[Written task] In the passage of advice for parents of newborns, what two chores does it suggest visiting family and friends can do instead of holding the babies?

[Text passage]

◇ ◇ ◇ ◇ ◇ ◇ ◇

Mixing Up Your Priorities. Making dinner for your boss who is coming over to visit the babies is not a priority. Keeping your bathroom as clean as an operating room is not a priority. Catching up on old episodes of “How I Met Your Mother”…okay, that may have made my priority list. But you get the point. Keep chores and errands in perspective and don’t worry about doing anything for anyone (except the babies, of course) for a while. Not much is expected from parents of newborns, so take advantage of everyone’s low expectations—this is your chance to use your Get Out Of Jail Free card!

Hesitating On Help. When your fifth cousin calls to congratulate you on the birth of your babies and says, “Please let me know if you need anything,” don’t chime back, “I will, thanks so much for offering!” Instead, say, “You want to help, how wonderful! How’s Tuesday at 3?” Take advantage of help from family and friends who offer. And when they come over, they don’t have to hold the babies the whole time—let them empty the dishwasher or fold the laundry. Family and friends will flock to help in the beginning, but after a few months your home may feel like an Old West ghost town. So put ‘em to work while the shine is still on the apple!

◇ ◇ ◇ ◇ ◇ ◇ ◇

(Element and coordinate listing)
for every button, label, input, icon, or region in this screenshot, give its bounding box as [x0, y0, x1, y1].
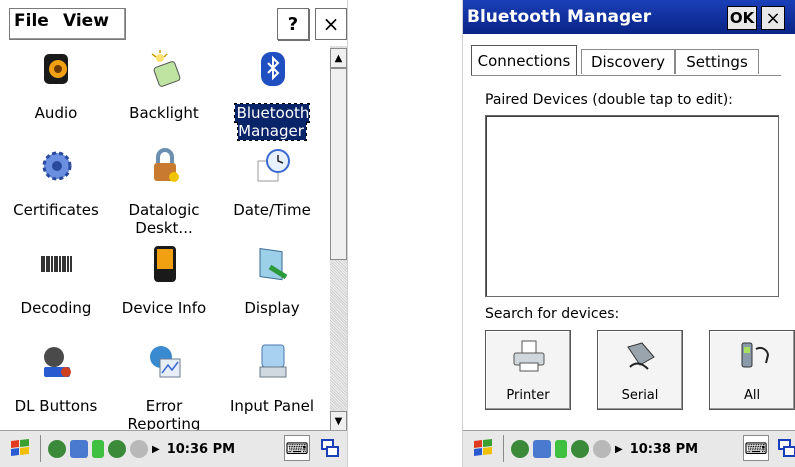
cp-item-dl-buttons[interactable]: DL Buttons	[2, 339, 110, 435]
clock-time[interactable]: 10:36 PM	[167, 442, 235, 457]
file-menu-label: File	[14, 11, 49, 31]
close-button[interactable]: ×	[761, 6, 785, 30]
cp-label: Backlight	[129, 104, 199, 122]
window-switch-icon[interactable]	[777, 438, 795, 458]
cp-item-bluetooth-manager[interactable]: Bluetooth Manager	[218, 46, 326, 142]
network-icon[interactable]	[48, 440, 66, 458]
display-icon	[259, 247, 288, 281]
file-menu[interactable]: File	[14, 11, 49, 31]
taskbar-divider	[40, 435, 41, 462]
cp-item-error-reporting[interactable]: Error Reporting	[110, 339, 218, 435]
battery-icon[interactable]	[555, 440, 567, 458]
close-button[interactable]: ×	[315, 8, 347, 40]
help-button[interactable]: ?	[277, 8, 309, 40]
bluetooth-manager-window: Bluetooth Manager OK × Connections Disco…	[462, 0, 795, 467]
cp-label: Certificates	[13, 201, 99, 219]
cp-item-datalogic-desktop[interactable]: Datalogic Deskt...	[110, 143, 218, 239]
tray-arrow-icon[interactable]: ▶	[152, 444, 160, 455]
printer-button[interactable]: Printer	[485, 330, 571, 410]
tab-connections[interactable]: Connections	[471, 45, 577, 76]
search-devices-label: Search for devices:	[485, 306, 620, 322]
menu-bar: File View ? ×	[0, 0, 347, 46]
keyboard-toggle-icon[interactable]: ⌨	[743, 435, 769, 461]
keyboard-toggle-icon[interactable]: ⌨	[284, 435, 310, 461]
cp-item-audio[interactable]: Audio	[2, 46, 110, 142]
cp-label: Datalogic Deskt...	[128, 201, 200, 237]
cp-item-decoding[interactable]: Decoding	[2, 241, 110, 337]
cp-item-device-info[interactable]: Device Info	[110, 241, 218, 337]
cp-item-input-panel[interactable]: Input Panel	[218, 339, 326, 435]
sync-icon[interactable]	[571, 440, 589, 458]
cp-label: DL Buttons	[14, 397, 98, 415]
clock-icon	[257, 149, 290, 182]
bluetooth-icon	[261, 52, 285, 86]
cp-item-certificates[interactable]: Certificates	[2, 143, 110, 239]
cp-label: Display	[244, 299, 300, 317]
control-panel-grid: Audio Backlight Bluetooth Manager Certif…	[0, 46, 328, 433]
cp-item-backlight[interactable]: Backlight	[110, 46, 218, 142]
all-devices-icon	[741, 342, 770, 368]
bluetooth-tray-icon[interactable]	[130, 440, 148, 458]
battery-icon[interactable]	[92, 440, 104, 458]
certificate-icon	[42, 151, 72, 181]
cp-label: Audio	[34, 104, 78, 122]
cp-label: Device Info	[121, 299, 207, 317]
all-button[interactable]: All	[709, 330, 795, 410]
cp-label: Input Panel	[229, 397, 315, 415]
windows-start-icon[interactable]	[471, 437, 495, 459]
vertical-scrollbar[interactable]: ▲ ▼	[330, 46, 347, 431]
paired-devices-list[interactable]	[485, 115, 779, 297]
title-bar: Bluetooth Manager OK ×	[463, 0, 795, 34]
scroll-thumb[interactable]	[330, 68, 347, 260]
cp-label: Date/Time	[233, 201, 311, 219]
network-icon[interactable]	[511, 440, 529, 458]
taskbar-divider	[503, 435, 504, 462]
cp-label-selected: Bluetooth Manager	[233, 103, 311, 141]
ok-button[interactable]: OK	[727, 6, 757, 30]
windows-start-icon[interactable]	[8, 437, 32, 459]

◇ ◇ ◇ ◇ ◇ ◇ ◇

[Exercise output] Empty the dishwasher or fold the laundry.